━━━━━ SOURCE RECORDS ━━━━━

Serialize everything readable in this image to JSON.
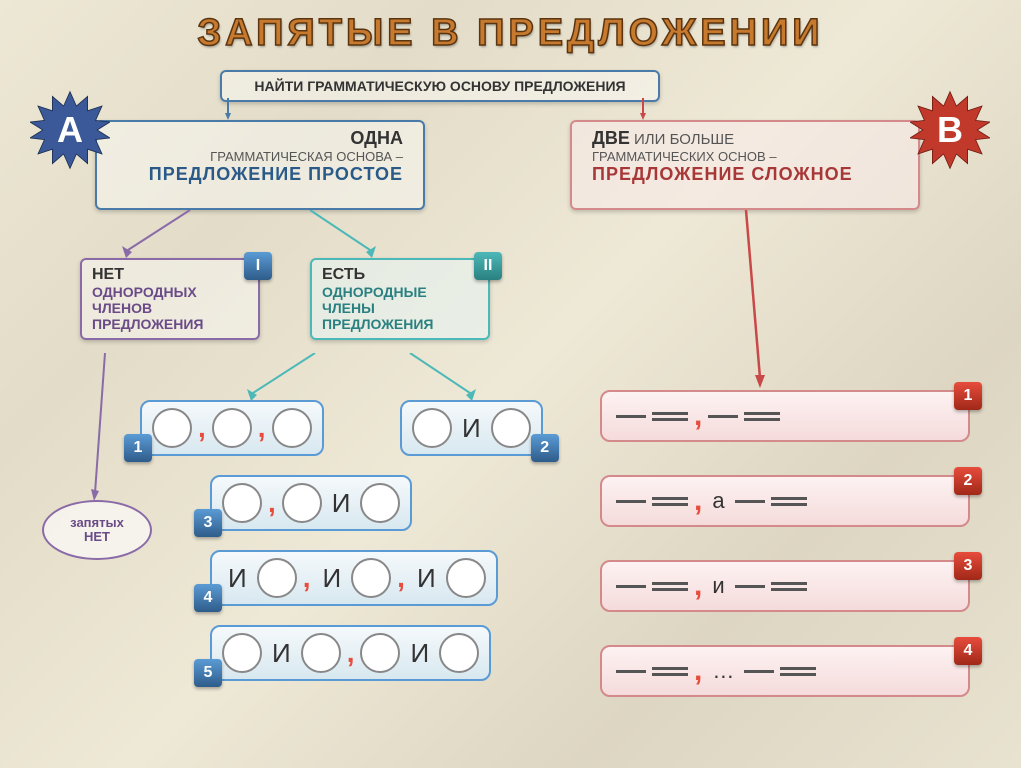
{
  "title": "ЗАПЯТЫЕ В ПРЕДЛОЖЕНИИ",
  "colors": {
    "title_fill": "#c77a2e",
    "title_stroke": "#5a3410",
    "blue": "#4a7ba8",
    "teal": "#4db8b8",
    "purple": "#8a6ba8",
    "red": "#c94848",
    "pink_border": "#d48a8a",
    "orange": "#e67e22",
    "star_a": "#3b5998",
    "star_b": "#c0392b"
  },
  "root_box": {
    "text": "НАЙТИ ГРАММАТИЧЕСКУЮ ОСНОВУ ПРЕДЛОЖЕНИЯ",
    "border": "#4a7ba8"
  },
  "star_a": "А",
  "star_b": "В",
  "box_a": {
    "line1_bold": "ОДНА",
    "line2": "ГРАММАТИЧЕСКАЯ ОСНОВА –",
    "line3_bold": "ПРЕДЛОЖЕНИЕ ПРОСТОЕ",
    "border": "#4a7ba8"
  },
  "box_b": {
    "line1_bold": "ДВЕ",
    "line1_rest": " ИЛИ БОЛЬШЕ",
    "line2": "ГРАММАТИЧЕСКИХ ОСНОВ –",
    "line3_bold": "ПРЕДЛОЖЕНИЕ СЛОЖНОЕ",
    "border": "#d48a8a"
  },
  "box_i": {
    "line1_bold": "НЕТ",
    "line2": "ОДНОРОДНЫХ",
    "line3": "ЧЛЕНОВ",
    "line4": "ПРЕДЛОЖЕНИЯ",
    "badge": "I",
    "border": "#8a6ba8"
  },
  "box_ii": {
    "line1_bold": "ЕСТЬ",
    "line2": "ОДНОРОДНЫЕ",
    "line3": "ЧЛЕНЫ",
    "line4": "ПРЕДЛОЖЕНИЯ",
    "badge": "II",
    "border": "#4db8b8"
  },
  "no_commas": {
    "line1": "запятых",
    "line2": "НЕТ"
  },
  "simple_patterns": [
    {
      "n": "1",
      "items": [
        "O",
        ",",
        "O",
        ",",
        "O"
      ]
    },
    {
      "n": "2",
      "items": [
        "O",
        "И",
        "O"
      ]
    },
    {
      "n": "3",
      "items": [
        "O",
        ",",
        "O",
        "И",
        "O"
      ]
    },
    {
      "n": "4",
      "items": [
        "И",
        "O",
        ",",
        "И",
        "O",
        ",",
        "И",
        "O"
      ]
    },
    {
      "n": "5",
      "items": [
        "O",
        "И",
        "O",
        ",",
        "O",
        "И",
        "O"
      ]
    }
  ],
  "complex_patterns": [
    {
      "n": "1",
      "seq": [
        "D",
        "L",
        ",",
        "D",
        "L"
      ]
    },
    {
      "n": "2",
      "seq": [
        "D",
        "L",
        ",",
        "а",
        "D",
        "L"
      ]
    },
    {
      "n": "3",
      "seq": [
        "D",
        "L",
        ",",
        "и",
        "D",
        "L"
      ]
    },
    {
      "n": "4",
      "seq": [
        "D",
        "L",
        ",",
        "…",
        "D",
        "L"
      ]
    }
  ]
}
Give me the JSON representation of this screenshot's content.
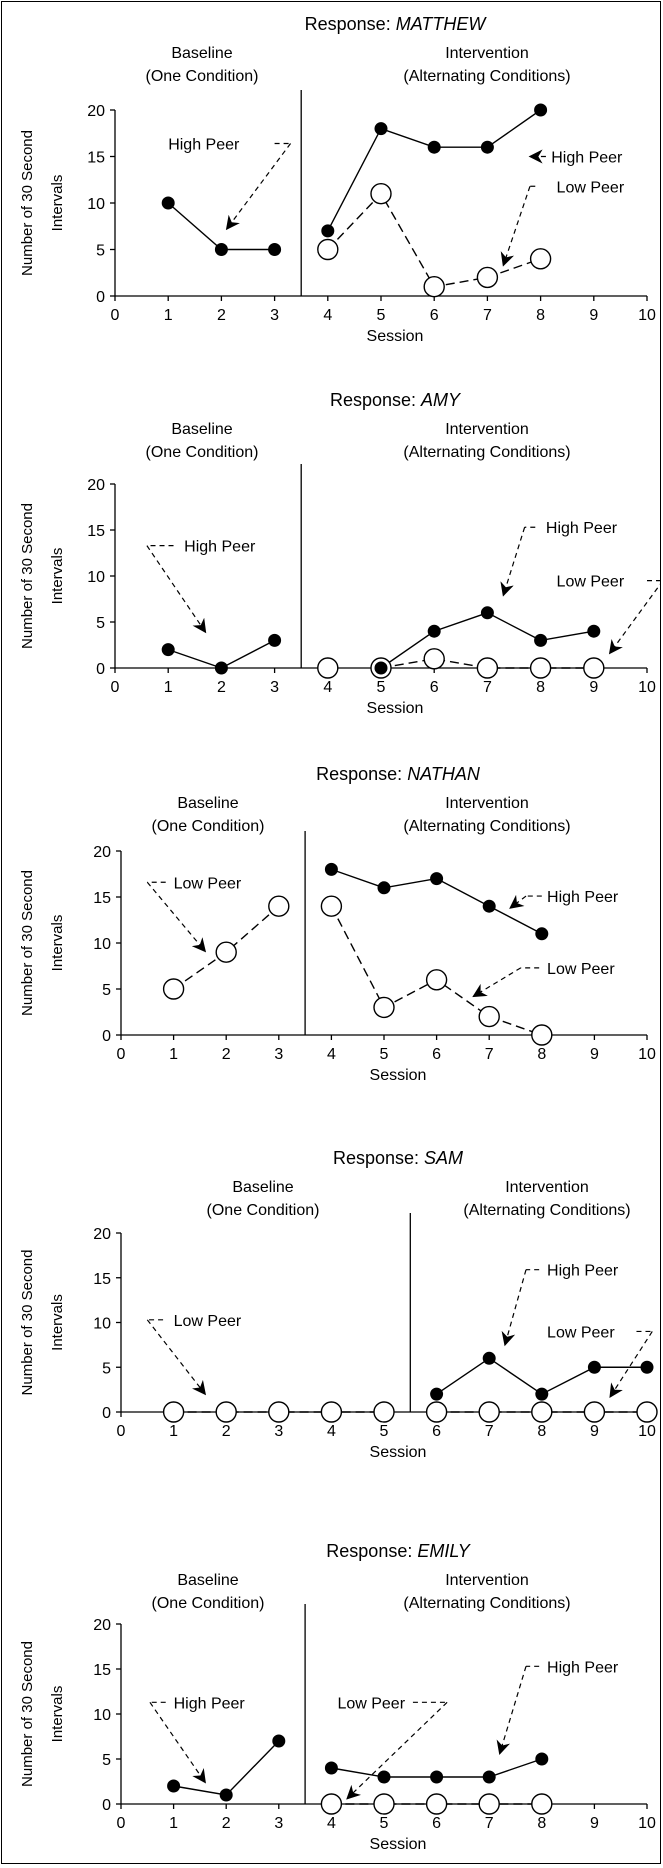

━━━━━

Return all lines of the material above in which the word "JSON" occurs.

TASK RESULT -
Serialize everything readable in this image to JSON.
Give me the JSON representation of this screenshot's content.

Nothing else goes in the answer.